### Your instructions
For this exercise, copy out each line of the material below that includes "Hill".

---------- Supplied data

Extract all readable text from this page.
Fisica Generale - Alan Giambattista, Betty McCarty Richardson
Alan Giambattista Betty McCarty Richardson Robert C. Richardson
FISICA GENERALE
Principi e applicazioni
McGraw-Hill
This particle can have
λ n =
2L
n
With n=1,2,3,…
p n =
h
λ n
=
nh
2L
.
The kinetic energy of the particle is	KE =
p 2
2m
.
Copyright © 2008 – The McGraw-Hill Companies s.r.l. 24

--------------------

### Full response
McGraw-Hill
Copyright © 2008 – The McGraw-Hill Companies s.r.l. 24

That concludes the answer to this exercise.